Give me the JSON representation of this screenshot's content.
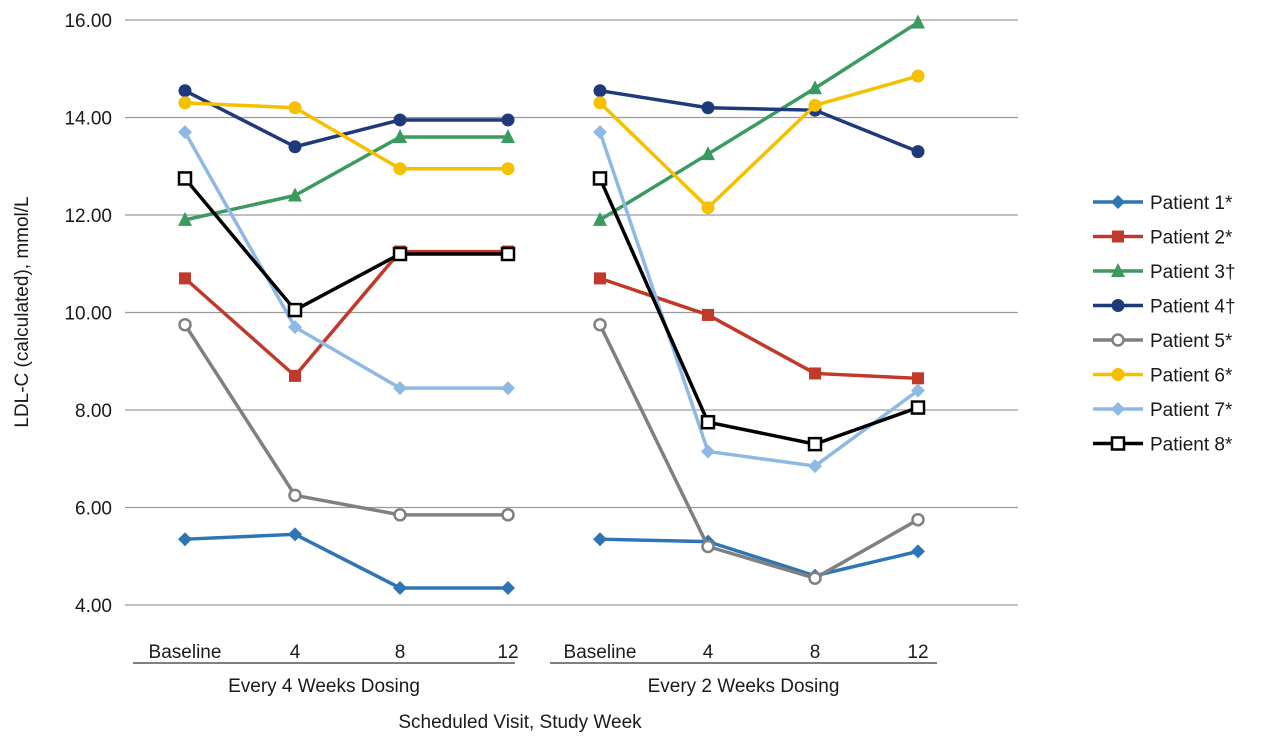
{
  "chart_data": {
    "type": "line",
    "ylabel": "LDL-C (calculated), mmol/L",
    "xlabel": "Scheduled Visit, Study Week",
    "ylim": [
      4.0,
      16.0
    ],
    "yticks": [
      "4.00",
      "6.00",
      "8.00",
      "10.00",
      "12.00",
      "14.00",
      "16.00"
    ],
    "grid": "horizontal",
    "legend_position": "right",
    "categories": [
      "Baseline",
      "4",
      "8",
      "12"
    ],
    "groups": [
      "Every 4 Weeks Dosing",
      "Every 2 Weeks Dosing"
    ],
    "series": [
      {
        "name": "Patient 1*",
        "color": "#2e75b6",
        "marker": "diamond",
        "values": [
          [
            5.35,
            5.45,
            4.35,
            4.35
          ],
          [
            5.35,
            5.3,
            4.6,
            5.1
          ]
        ]
      },
      {
        "name": "Patient 2*",
        "color": "#c0392b",
        "marker": "square",
        "values": [
          [
            10.7,
            8.7,
            11.25,
            11.25
          ],
          [
            10.7,
            9.95,
            8.75,
            8.65
          ]
        ]
      },
      {
        "name": "Patient 3†",
        "color": "#3a9a5f",
        "marker": "triangle",
        "values": [
          [
            11.9,
            12.4,
            13.6,
            13.6
          ],
          [
            11.9,
            13.25,
            14.6,
            15.95
          ]
        ]
      },
      {
        "name": "Patient 4†",
        "color": "#1f3a7a",
        "marker": "circle",
        "values": [
          [
            14.55,
            13.4,
            13.95,
            13.95
          ],
          [
            14.55,
            14.2,
            14.15,
            13.3
          ]
        ]
      },
      {
        "name": "Patient 5*",
        "color": "#808080",
        "marker": "open-circle",
        "values": [
          [
            9.75,
            6.25,
            5.85,
            5.85
          ],
          [
            9.75,
            5.2,
            4.55,
            5.75
          ]
        ]
      },
      {
        "name": "Patient 6*",
        "color": "#f5c000",
        "marker": "circle",
        "values": [
          [
            14.3,
            14.2,
            12.95,
            12.95
          ],
          [
            14.3,
            12.15,
            14.25,
            14.85
          ]
        ]
      },
      {
        "name": "Patient 7*",
        "color": "#8db9e4",
        "marker": "diamond",
        "values": [
          [
            13.7,
            9.7,
            8.45,
            8.45
          ],
          [
            13.7,
            7.15,
            6.85,
            8.4
          ]
        ]
      },
      {
        "name": "Patient 8*",
        "color": "#000000",
        "marker": "open-square",
        "values": [
          [
            12.75,
            10.05,
            11.2,
            11.2
          ],
          [
            12.75,
            7.75,
            7.3,
            8.05
          ]
        ]
      }
    ]
  }
}
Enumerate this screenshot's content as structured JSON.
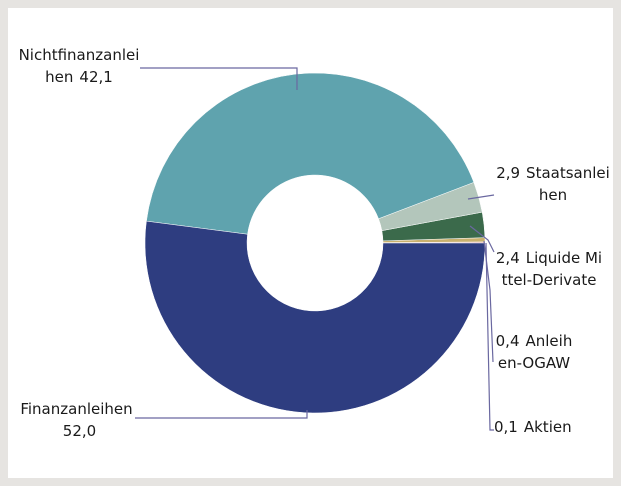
{
  "chart_data": {
    "type": "donut",
    "categories": [
      "Finanzanleihen",
      "Nichtfinanzanleihen",
      "Staatsanleihen",
      "Liquide Mittel-Derivate",
      "Anleihen-OGAW",
      "Aktien"
    ],
    "values": [
      52.0,
      42.1,
      2.9,
      2.4,
      0.4,
      0.1
    ],
    "value_labels": [
      "52,0",
      "42,1",
      "2,9",
      "2,4",
      "0,4",
      "0,1"
    ],
    "colors": [
      "#2e3d80",
      "#5fa3ae",
      "#b3c6bb",
      "#3b6a4b",
      "#c9b16e",
      "#c96a6a"
    ]
  }
}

--- GOAL ---
Pull out every line of the records above that contains the word "name".

--- CORRECT RESPONSE ---
        "name": "Patient 1*",
        "name": "Patient 2*",
        "name": "Patient 3†",
        "name": "Patient 4†",
        "name": "Patient 5*",
        "name": "Patient 6*",
        "name": "Patient 7*",
        "name": "Patient 8*",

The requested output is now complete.